Recorded data
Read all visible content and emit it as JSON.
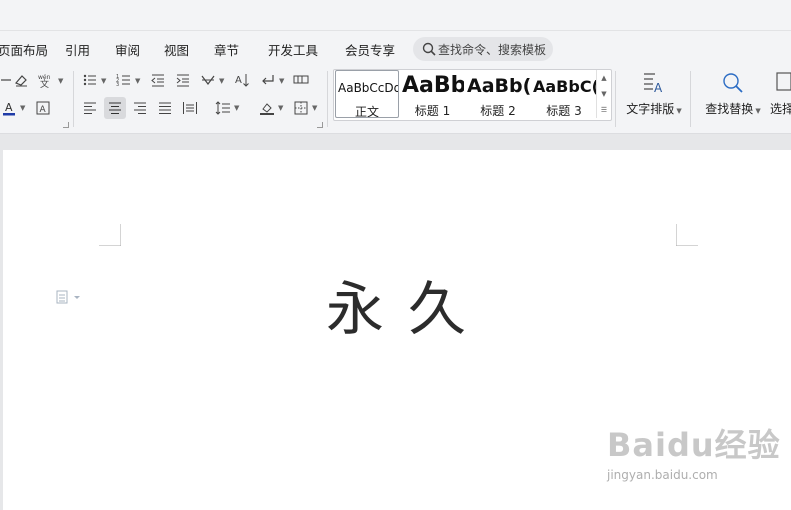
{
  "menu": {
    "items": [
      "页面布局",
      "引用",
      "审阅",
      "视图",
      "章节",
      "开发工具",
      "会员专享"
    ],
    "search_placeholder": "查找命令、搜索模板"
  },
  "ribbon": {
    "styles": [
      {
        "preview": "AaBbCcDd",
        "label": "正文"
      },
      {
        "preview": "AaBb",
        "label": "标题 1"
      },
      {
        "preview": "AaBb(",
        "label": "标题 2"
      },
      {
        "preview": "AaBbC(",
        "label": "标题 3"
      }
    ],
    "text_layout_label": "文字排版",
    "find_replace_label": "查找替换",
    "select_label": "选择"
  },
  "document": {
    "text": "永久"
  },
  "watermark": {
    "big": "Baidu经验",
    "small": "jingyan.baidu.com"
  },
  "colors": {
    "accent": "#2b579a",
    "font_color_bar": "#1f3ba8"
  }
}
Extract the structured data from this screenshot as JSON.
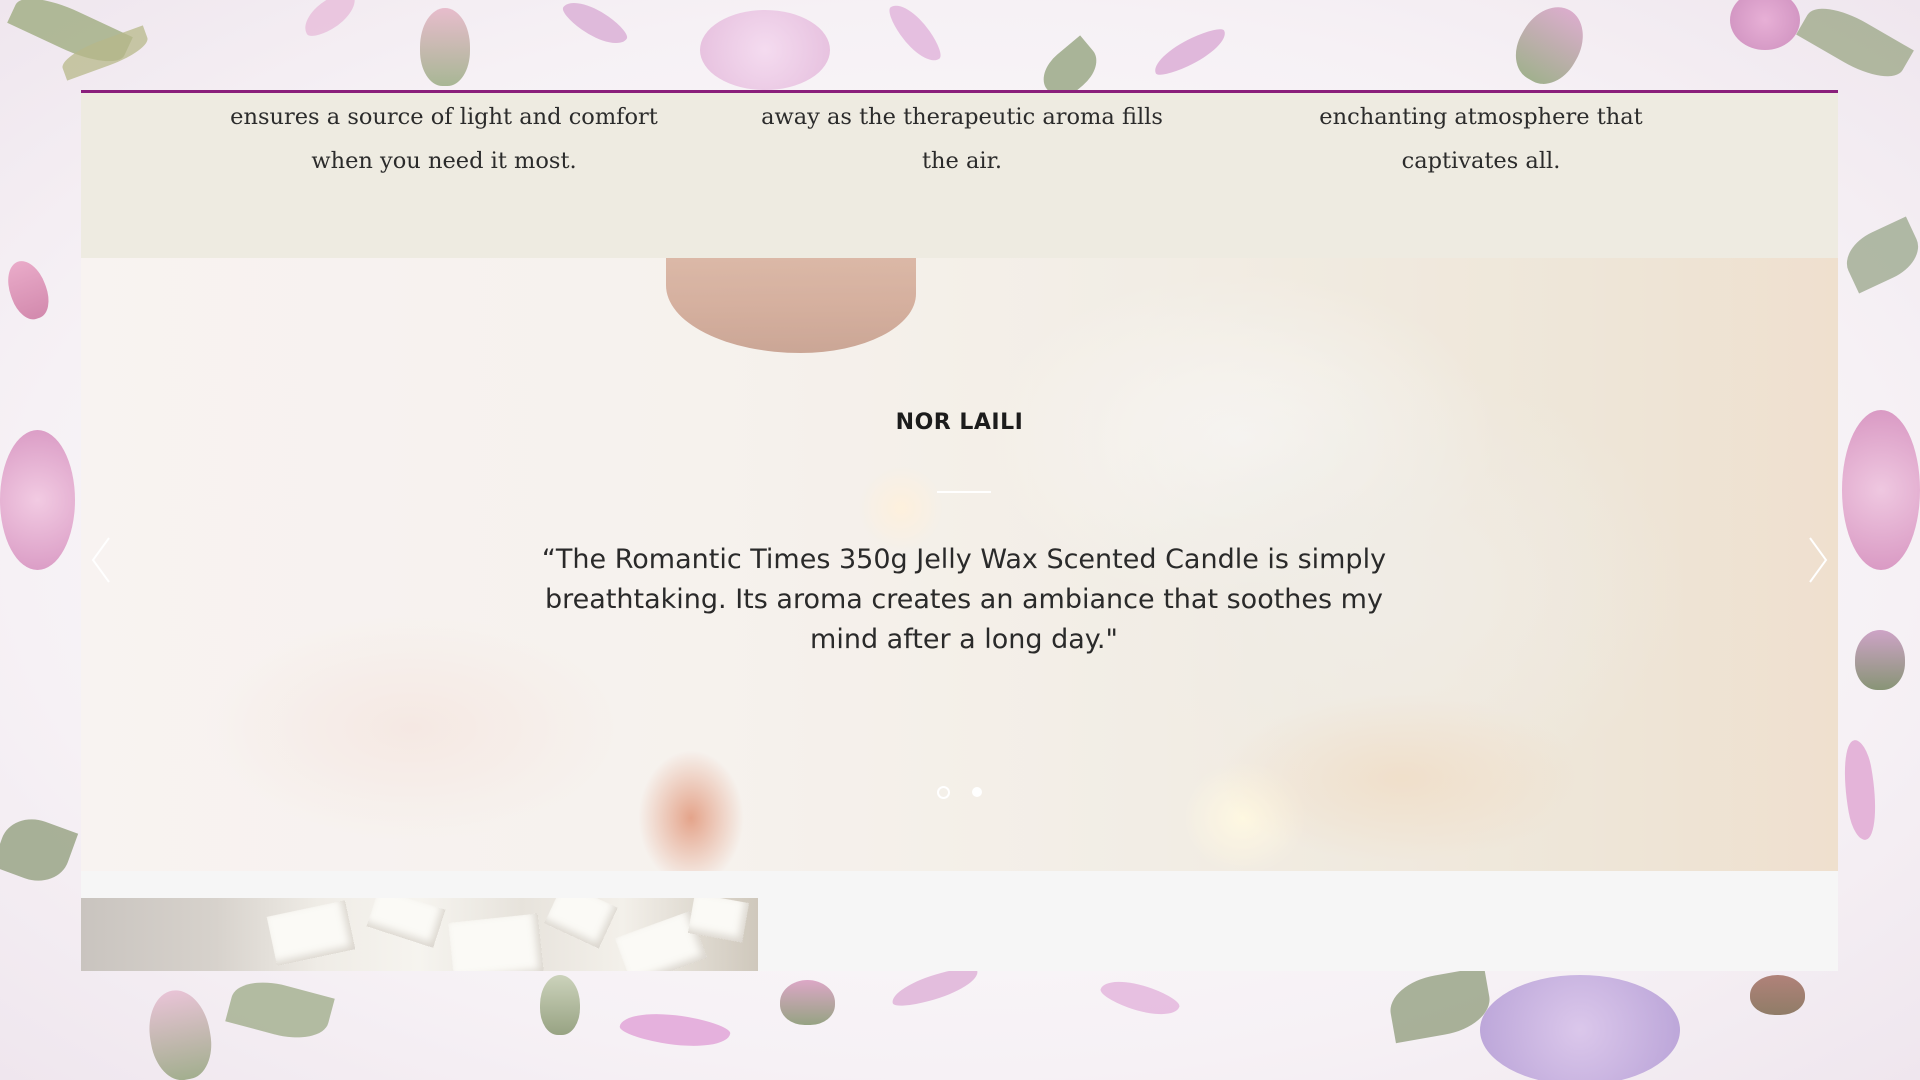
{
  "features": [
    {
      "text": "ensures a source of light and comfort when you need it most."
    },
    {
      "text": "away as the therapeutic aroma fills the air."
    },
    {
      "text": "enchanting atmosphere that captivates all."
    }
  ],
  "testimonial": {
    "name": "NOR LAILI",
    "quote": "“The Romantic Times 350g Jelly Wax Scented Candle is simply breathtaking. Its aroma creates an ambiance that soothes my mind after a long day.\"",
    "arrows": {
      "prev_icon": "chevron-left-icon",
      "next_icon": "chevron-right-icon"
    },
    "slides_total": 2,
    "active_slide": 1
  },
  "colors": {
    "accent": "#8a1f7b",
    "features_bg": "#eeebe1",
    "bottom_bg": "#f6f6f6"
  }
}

What is required
Please retype, exactly and with the pictures left out, the lines from the line containing "Extract the structured" through the last line of the records above.

Task answer
Extract the structured data from this screenshot as JSON.
{
  "features": [
    {
      "text": "ensures a source of light and comfort when you need it most."
    },
    {
      "text": "away as the therapeutic aroma fills the air."
    },
    {
      "text": "enchanting atmosphere that captivates all."
    }
  ],
  "testimonial": {
    "name": "NOR LAILI",
    "quote": "“The Romantic Times 350g Jelly Wax Scented Candle is simply breathtaking. Its aroma creates an ambiance that soothes my mind after a long day.\"",
    "arrows": {
      "prev_icon": "chevron-left-icon",
      "next_icon": "chevron-right-icon"
    },
    "slides_total": 2,
    "active_slide": 1
  },
  "colors": {
    "accent": "#8a1f7b",
    "features_bg": "#eeebe1",
    "bottom_bg": "#f6f6f6"
  }
}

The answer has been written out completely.